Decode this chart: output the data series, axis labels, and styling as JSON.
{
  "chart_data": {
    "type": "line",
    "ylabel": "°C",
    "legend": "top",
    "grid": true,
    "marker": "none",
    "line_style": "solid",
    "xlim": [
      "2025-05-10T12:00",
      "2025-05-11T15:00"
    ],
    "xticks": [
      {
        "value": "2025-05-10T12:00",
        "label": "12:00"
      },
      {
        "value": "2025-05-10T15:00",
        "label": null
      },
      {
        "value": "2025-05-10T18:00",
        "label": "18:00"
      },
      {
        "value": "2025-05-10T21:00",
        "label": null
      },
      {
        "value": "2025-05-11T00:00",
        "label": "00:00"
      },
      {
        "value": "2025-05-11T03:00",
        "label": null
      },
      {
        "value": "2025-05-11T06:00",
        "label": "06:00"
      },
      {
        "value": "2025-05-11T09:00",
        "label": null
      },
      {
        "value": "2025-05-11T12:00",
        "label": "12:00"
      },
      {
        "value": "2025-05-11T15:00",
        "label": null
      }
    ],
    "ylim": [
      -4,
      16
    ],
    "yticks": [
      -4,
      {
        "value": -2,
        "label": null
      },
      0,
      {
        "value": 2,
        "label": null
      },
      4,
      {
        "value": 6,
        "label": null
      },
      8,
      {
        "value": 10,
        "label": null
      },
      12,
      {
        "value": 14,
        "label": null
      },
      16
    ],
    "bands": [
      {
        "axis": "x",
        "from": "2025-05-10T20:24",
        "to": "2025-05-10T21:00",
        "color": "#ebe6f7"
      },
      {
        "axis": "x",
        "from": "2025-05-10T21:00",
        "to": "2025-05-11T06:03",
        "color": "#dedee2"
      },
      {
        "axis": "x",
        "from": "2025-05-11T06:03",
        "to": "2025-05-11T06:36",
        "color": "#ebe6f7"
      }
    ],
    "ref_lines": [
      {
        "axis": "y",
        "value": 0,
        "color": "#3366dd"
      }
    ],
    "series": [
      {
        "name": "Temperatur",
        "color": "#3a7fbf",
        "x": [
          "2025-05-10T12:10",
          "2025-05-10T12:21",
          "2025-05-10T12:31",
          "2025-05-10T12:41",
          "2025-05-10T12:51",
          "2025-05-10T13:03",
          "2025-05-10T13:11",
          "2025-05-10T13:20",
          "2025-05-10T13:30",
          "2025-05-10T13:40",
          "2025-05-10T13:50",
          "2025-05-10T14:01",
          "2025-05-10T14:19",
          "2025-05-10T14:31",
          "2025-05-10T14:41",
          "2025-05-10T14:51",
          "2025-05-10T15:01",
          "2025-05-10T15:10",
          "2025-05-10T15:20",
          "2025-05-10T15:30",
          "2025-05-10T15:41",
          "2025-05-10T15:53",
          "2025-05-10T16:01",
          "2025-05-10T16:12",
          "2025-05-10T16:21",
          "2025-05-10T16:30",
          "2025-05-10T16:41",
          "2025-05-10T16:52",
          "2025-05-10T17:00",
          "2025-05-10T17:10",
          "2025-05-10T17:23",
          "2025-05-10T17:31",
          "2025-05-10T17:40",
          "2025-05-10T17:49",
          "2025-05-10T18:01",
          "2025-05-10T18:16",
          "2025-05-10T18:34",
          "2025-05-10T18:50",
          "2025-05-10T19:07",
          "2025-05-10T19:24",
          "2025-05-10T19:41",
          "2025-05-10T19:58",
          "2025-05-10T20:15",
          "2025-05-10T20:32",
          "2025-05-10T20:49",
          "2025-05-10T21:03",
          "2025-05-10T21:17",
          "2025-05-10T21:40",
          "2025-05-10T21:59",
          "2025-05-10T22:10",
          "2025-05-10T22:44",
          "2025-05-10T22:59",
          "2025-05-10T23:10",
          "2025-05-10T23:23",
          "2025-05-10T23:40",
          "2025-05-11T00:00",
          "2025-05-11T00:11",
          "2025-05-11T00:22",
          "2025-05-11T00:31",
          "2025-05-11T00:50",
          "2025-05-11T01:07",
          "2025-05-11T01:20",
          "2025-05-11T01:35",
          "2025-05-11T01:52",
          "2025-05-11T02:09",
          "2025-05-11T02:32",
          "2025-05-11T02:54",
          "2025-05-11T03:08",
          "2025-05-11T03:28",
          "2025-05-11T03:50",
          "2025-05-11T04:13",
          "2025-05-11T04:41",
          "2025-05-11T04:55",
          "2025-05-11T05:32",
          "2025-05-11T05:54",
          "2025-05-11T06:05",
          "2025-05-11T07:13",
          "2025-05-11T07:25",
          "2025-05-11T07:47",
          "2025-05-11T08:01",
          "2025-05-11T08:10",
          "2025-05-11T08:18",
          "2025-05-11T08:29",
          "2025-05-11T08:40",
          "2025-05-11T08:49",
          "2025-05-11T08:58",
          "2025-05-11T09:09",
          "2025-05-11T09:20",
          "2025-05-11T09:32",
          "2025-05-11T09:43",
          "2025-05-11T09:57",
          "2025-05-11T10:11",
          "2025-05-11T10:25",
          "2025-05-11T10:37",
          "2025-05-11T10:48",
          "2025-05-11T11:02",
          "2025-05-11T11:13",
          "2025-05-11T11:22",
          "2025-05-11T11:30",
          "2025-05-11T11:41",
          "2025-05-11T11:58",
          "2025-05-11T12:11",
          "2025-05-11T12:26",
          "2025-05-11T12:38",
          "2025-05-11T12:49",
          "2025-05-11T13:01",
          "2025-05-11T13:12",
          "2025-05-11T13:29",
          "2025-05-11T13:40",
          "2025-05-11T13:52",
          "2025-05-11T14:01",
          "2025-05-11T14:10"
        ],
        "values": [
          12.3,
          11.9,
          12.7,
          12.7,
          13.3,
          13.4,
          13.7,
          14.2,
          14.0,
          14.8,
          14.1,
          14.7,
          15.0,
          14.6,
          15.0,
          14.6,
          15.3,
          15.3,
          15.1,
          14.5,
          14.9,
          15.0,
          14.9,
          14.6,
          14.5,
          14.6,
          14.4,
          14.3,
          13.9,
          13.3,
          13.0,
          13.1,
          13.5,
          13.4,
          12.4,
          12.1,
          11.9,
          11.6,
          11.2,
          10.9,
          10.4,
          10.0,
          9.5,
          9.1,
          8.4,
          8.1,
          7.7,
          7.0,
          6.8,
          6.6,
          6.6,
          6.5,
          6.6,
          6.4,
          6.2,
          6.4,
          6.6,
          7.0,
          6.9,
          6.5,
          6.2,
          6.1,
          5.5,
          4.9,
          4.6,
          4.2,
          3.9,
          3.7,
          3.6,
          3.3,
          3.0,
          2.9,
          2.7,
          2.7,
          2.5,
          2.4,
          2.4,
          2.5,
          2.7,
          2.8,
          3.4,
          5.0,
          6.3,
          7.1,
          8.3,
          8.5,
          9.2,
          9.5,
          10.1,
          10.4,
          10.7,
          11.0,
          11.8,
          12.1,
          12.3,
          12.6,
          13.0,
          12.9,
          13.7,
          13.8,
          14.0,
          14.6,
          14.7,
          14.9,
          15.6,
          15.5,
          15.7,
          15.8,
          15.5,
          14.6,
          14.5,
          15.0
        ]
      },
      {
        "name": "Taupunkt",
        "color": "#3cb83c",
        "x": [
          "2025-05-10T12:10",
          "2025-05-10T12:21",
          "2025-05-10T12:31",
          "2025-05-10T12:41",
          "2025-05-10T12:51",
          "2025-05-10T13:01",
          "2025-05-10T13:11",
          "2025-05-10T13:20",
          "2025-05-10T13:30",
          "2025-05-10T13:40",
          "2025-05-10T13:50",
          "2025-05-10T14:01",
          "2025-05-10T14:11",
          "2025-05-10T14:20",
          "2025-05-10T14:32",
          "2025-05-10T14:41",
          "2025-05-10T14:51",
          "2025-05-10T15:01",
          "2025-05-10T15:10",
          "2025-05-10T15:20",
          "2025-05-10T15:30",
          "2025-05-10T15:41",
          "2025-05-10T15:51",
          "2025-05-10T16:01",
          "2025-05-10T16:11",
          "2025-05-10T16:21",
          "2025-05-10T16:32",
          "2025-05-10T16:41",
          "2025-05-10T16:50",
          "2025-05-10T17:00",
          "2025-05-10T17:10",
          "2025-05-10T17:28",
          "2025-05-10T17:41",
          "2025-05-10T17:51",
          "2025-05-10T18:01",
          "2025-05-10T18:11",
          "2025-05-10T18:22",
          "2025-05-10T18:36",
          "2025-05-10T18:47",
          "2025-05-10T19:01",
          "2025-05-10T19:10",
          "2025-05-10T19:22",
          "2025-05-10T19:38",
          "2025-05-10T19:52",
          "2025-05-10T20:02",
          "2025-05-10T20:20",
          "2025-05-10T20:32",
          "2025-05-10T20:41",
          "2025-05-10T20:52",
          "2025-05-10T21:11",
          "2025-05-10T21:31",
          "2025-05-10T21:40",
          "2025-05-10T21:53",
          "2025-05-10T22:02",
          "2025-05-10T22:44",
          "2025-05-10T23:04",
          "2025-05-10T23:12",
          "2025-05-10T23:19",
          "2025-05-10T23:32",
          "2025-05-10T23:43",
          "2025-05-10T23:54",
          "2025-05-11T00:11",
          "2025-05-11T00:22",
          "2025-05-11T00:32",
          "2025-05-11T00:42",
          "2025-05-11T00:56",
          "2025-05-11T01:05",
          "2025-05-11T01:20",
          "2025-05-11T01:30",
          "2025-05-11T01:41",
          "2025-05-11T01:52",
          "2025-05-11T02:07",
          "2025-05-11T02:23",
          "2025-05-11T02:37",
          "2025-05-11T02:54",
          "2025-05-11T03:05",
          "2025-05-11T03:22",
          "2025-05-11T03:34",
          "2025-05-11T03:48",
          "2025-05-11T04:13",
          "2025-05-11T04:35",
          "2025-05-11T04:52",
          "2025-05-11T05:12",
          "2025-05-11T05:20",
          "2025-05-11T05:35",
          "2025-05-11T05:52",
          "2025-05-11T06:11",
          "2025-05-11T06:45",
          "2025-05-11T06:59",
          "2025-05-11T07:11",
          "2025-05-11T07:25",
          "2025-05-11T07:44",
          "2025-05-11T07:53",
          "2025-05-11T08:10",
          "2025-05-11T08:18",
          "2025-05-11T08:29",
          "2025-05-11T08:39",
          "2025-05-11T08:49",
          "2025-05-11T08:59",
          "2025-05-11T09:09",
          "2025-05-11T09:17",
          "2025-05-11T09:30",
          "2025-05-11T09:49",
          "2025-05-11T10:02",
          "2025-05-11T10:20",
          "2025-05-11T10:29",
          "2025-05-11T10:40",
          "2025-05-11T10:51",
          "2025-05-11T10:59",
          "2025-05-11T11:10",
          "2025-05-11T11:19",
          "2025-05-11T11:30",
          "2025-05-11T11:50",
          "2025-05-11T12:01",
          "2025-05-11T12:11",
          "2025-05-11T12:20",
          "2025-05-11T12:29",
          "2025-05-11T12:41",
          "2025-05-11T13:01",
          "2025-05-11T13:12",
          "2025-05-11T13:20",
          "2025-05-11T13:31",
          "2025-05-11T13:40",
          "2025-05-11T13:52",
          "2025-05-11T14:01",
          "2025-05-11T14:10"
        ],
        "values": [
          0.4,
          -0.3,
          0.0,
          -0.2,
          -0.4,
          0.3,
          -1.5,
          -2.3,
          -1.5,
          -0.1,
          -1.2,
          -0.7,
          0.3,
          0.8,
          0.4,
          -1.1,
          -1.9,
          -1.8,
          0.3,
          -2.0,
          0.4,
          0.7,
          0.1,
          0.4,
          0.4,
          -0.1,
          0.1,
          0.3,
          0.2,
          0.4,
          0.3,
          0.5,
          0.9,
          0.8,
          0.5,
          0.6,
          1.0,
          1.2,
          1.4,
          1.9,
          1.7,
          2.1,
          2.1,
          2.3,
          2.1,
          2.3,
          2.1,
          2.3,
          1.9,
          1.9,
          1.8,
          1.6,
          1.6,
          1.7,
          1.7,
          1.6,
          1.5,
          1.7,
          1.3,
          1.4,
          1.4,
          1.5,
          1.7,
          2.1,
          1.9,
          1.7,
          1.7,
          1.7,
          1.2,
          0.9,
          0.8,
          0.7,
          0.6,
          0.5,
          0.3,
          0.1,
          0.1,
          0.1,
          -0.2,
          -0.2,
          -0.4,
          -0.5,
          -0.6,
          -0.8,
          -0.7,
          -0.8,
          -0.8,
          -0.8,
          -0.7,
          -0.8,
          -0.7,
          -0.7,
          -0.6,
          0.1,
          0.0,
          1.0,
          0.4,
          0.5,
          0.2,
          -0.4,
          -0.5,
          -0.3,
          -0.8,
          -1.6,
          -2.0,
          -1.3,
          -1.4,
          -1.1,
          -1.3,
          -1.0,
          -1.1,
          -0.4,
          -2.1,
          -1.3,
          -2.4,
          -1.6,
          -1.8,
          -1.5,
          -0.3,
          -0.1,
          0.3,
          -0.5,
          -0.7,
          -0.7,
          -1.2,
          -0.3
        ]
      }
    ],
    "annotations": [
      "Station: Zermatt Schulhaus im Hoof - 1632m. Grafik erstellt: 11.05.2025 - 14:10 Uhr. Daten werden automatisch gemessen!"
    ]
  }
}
□ □ □
### Your goal
Check each line of the records above for "from", and copy those that have it.

### In response
        "from": "2025-05-10T20:24",
        "from": "2025-05-10T21:00",
        "from": "2025-05-11T06:03",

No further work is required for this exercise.